WRITTEN TASKS
• 1. Please reproduce the passage on the NSO's revised GDP estimates word for word, from "The third section, looking" up to and including "is extremely significant.".
• 2. In the passage on the NSO's revised GDP estimates, by how much does the methodology change raise the current price value of the petroleum and gas sector in 2015?

In terms of current prices (the blue section), the NSO only aimed to explain some of the differences – presumably the major ones. The explanations in the resource sector fully account for the differences. However, no explanation is provided for the K252 million increase is the estimated size of the construction sector, or the K119 million fall in the transport and storage sector. Overall, the NSO has increased the estimated size of the non-resource sector by K133 million yet explained a decrease of K18 million. In cricketing language, could let this one go through to the keeper as a lack of care in providing a full explanation for all sectors if other parts of the story were compellingly accurate – but they are not.

In terms of constant prices (the orange section), there are very major issues as shown by the number of yellow flags. There is a gap between the actual change in the sector estimates and the NSO explanation for 18 of the 20 sector lines. The concern is particularly in the non-resource sector where the actual estimate for 2014 has gone up by K335m, yet the NSO provides detailed explanations claiming it went down by K1,199. This is an extraordinary difference of over K1.5 billion. Going through the table and the explanations sector by sector, the story is particularly confusing. For example, the largest discrepancy is the “Administrative and Support Service Activities”. There is no change in the current prices – so presumably the administrative data for this sector was not updated. There was a change in the price deflator from 7% to 5% which led to the K63m increase in the estimated real size of production in that sector in 2014 (so one divides the current price figure by the price index to get to the constant price index). However, the NSO claims there was an actual decrease in real production in that sector by K448 million. Frankly, it is just not possible to reconcile this difference of K511 million in this one sector alone. The NSO reduction of K448m is also the largest adjustment figure for any sector in 2014, yet there is no explanation for the figure. Surely a reduction of over 10% in the real value of the fifth largest sector in the economy should receive an explanation? Yet there is just silence. If one was to look at just the latest NSO report, one could get the impression that the NSO update must be credible because it had actually reduced almost all the sectors of the non-resource economy – indeed a cut of over K1 billion. If the update is decreasing the size of many sectors of the economy, surely it must come across as being more credible! However, this impression is fundamentally misleading as the 2014 non-resource sector in constant prices has actually increased. This K1.5 billion credibility gap provides no confidence that other figures have not been manipulated.

The third section, looking at price indexes, could not include specific sectoral figures explaining the changes in the indexes as these were not provided by the NSO. However, as there is no change in the aggregate price index between the old and new figures (they are both 105.4), the main story is that changes in price indexes are not the reason that the NSO report has been buried for over a year, and that the Treasury Secretary’s explanations linked to the price index story cannot be believed.

B. The big mover – intermediate petroleum consumption

 

The NSO release spends significant time explaining a change in its methodology which lifts the current price value of the petroleum and gas sector by K383 million in 2014 and a massive K1,900 million in 2015.  This change in 2015 explains nearly two-thirds of the entire K3 billion increase in nominal GDP, so it is extremely significant.

DATASET CONTENT
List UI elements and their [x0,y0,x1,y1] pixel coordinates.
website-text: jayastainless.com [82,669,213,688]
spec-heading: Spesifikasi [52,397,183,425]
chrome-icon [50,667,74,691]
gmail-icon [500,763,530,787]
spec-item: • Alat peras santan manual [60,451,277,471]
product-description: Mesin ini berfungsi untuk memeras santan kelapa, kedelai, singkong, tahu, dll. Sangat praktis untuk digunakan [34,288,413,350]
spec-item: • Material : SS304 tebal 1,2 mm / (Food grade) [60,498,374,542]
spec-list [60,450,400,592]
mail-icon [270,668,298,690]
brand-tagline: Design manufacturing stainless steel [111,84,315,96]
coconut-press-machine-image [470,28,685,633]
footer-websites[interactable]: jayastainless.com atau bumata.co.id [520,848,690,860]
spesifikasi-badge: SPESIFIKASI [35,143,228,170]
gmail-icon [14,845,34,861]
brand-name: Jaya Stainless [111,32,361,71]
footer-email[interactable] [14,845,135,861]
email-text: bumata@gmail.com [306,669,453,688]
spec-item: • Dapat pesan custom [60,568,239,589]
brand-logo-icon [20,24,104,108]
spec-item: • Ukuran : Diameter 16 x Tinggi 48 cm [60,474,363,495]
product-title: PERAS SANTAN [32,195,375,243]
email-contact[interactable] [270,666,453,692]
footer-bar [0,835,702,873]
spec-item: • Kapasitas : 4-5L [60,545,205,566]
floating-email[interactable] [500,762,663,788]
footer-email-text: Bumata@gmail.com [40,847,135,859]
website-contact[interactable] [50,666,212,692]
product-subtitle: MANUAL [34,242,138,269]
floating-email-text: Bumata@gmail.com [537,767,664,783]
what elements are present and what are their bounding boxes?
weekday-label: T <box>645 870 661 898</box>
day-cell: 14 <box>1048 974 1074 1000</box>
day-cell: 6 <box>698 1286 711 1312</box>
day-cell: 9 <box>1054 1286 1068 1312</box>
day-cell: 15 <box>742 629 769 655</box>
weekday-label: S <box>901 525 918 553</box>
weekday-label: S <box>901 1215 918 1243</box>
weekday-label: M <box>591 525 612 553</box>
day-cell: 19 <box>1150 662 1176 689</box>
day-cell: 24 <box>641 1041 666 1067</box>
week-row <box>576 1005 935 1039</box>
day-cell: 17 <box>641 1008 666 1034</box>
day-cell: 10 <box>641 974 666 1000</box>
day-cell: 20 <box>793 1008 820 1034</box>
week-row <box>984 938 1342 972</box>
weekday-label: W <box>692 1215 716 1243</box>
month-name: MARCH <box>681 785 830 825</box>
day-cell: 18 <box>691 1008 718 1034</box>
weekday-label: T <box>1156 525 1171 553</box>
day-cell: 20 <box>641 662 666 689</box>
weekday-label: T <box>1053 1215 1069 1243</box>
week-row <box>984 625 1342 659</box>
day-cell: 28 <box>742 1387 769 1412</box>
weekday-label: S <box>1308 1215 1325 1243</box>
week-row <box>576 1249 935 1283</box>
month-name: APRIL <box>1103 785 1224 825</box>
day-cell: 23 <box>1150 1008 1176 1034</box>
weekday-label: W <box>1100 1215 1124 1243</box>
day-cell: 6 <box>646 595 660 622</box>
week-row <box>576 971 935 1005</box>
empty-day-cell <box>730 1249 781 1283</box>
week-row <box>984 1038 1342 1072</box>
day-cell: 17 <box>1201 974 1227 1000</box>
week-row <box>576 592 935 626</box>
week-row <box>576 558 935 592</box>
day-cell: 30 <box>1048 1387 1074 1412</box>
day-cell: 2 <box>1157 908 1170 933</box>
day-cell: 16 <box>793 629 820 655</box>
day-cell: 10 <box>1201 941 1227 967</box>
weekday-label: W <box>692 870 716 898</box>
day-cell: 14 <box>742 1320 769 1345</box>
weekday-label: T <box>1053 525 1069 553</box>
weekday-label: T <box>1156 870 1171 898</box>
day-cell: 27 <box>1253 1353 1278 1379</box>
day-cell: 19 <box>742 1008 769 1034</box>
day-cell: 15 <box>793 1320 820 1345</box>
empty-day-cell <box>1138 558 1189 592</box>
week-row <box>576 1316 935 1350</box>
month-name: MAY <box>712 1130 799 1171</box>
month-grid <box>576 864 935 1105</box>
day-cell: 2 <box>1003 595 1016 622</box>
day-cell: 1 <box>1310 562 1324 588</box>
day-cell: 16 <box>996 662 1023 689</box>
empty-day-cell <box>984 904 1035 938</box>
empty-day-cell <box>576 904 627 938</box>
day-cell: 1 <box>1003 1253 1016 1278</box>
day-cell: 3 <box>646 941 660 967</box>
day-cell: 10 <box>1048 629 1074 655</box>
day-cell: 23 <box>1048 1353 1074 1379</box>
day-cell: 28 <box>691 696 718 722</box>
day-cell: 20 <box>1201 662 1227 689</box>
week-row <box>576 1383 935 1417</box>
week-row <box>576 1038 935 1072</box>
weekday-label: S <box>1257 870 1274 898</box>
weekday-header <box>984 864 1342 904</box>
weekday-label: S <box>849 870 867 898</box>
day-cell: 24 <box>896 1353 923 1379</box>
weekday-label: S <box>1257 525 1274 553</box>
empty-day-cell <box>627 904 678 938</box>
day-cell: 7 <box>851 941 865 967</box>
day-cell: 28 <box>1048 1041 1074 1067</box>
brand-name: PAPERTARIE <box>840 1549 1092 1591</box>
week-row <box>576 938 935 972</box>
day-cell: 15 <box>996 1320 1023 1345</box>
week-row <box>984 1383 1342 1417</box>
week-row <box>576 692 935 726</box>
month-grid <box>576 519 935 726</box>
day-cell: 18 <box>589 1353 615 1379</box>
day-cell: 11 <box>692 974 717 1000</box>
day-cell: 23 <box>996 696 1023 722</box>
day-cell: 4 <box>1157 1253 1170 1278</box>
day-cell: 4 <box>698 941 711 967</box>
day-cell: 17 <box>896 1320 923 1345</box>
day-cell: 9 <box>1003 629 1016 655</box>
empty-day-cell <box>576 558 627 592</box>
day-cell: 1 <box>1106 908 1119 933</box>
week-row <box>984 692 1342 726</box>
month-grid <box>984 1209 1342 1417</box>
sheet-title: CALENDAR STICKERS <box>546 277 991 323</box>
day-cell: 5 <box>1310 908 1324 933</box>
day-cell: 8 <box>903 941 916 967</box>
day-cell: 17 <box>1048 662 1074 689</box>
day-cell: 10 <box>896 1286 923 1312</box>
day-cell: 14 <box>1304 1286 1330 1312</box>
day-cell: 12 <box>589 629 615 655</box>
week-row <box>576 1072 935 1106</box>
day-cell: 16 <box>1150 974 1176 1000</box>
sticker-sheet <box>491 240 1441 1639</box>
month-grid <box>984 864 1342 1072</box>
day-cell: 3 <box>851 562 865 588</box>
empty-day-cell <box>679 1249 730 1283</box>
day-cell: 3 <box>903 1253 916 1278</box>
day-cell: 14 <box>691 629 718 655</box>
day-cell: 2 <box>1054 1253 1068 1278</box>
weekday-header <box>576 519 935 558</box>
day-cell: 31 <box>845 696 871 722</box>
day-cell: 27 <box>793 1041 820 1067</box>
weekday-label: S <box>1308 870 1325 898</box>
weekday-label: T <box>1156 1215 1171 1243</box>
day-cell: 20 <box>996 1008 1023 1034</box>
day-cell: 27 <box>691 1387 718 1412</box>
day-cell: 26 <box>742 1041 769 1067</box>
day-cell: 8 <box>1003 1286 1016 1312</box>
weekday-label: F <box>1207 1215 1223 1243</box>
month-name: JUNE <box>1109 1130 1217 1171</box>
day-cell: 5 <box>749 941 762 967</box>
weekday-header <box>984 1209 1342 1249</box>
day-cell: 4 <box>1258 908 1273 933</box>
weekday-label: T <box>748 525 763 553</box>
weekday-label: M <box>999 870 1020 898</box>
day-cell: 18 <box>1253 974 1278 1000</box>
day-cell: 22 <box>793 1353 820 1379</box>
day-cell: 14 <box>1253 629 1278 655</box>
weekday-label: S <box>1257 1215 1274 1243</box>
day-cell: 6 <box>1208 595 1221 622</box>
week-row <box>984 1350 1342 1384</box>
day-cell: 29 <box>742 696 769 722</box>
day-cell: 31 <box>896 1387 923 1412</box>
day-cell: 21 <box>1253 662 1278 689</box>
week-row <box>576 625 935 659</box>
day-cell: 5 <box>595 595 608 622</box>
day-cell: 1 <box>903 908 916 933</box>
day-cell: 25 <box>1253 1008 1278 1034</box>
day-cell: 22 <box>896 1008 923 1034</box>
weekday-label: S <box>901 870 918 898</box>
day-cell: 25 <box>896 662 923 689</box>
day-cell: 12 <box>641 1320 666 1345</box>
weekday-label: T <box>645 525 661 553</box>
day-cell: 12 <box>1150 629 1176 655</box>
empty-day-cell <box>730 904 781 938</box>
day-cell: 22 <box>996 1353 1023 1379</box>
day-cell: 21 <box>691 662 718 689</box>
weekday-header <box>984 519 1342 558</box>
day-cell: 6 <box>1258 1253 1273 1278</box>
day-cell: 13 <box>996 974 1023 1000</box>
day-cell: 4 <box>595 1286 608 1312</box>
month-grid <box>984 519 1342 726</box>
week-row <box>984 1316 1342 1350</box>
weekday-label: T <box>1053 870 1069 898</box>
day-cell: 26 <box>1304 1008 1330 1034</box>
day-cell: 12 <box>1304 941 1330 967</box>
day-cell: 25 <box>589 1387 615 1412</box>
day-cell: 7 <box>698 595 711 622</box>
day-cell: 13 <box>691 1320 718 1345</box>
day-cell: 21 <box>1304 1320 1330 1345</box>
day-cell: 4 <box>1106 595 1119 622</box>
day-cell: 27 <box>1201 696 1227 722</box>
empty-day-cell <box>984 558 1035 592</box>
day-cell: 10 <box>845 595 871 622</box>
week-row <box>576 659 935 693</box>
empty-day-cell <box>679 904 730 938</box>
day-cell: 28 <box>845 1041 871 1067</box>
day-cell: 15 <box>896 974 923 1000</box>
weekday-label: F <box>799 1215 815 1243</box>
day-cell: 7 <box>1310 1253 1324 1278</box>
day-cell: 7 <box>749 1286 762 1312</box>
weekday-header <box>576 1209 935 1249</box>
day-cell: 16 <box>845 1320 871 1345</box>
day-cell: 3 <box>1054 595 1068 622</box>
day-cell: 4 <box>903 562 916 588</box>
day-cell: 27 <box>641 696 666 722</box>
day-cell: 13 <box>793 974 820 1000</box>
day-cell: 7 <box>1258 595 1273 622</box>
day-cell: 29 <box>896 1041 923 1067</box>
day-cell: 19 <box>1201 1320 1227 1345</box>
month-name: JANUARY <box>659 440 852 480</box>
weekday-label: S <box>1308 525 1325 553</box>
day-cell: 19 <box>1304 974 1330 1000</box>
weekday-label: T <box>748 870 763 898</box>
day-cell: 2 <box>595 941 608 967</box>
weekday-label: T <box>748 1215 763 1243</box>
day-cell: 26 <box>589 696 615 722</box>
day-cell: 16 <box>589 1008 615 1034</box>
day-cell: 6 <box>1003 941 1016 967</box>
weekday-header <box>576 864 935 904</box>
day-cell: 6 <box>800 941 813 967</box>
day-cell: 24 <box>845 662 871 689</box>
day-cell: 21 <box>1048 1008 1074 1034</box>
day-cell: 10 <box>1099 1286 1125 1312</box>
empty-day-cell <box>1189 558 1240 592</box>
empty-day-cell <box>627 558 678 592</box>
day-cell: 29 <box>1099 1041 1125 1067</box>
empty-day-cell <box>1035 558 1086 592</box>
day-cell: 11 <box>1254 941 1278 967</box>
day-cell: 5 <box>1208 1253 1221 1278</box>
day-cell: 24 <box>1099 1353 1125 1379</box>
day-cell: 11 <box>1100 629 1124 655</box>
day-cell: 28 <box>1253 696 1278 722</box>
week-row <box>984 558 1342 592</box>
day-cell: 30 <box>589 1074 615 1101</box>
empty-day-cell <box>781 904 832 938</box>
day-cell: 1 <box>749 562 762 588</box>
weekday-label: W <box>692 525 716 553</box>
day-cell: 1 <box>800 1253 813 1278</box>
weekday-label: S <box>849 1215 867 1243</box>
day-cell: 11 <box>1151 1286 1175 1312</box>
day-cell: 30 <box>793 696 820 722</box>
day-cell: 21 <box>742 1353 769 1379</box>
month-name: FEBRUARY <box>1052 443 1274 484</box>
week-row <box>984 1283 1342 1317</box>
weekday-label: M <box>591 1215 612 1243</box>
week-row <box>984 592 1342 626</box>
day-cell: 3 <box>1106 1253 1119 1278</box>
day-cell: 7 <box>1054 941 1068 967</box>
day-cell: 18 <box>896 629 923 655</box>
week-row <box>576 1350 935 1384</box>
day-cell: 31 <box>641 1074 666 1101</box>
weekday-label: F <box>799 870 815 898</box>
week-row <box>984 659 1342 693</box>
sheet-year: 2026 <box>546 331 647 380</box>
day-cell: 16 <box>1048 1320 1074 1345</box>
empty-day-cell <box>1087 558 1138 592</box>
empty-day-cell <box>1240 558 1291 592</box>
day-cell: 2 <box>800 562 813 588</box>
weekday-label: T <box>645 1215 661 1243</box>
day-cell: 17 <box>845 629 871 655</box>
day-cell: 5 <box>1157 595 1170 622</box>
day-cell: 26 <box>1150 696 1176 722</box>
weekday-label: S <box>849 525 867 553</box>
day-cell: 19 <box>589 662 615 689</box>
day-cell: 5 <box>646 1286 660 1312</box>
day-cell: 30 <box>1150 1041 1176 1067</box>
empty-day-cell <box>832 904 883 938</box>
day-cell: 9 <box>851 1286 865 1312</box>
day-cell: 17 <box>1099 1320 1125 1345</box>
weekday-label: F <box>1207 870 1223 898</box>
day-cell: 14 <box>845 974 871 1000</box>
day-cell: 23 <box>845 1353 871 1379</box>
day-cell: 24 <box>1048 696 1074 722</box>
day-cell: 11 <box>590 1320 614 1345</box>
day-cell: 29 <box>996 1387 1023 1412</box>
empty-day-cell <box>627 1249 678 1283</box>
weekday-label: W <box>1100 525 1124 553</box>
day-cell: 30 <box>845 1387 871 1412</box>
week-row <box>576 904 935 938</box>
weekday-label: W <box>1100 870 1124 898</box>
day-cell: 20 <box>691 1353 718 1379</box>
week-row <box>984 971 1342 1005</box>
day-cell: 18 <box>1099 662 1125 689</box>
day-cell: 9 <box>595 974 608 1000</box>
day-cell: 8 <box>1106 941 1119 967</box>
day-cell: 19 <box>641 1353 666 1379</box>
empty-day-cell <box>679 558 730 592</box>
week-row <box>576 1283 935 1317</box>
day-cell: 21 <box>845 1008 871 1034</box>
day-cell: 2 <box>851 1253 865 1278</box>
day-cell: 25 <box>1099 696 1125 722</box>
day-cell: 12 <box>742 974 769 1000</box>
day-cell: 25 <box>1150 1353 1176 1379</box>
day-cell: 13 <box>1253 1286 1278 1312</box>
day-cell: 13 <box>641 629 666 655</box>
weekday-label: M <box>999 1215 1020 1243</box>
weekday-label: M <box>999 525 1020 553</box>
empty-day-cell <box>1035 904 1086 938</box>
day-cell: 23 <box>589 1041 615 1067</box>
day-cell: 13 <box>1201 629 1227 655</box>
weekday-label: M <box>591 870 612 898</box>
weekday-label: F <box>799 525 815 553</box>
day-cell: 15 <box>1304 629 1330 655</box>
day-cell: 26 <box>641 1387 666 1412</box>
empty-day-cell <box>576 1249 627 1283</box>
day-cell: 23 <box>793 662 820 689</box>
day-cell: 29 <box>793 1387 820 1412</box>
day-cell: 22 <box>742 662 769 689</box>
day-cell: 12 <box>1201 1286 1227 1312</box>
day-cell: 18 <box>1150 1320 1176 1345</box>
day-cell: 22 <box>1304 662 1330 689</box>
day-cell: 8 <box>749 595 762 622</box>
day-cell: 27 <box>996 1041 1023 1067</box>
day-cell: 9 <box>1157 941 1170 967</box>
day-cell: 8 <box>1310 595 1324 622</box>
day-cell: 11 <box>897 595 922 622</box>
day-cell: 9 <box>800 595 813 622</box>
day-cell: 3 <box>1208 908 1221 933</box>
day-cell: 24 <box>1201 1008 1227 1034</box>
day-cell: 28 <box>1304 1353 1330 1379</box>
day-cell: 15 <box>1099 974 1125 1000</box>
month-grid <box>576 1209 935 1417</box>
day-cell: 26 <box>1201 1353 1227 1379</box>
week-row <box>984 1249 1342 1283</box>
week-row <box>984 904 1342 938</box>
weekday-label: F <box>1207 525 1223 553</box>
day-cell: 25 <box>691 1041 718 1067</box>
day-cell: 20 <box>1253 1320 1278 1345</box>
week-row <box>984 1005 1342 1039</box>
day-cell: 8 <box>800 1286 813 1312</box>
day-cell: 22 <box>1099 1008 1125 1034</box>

ANSWERS FOR THE TASKS
• 1.
The third section, looking at price indexes, could not include specific sectoral figures explaining the changes in the indexes as these were not provided by the NSO. However, as there is no change in the aggregate price index between the old and new figures (they are both 105.4), the main story is that changes in price indexes are not the reason that the NSO report has been buried for over a year, and that the Treasury Secretary’s explanations linked to the price index story cannot be believed.

B. The big mover – intermediate petroleum consumption

 

The NSO release spends significant time explaining a change in its methodology which lifts the current price value of the petroleum and gas sector by K383 million in 2014 and a massive K1,900 million in 2015.  This change in 2015 explains nearly two-thirds of the entire K3 billion increase in nominal GDP, so it is extremely significant.

• 2. K1,900 million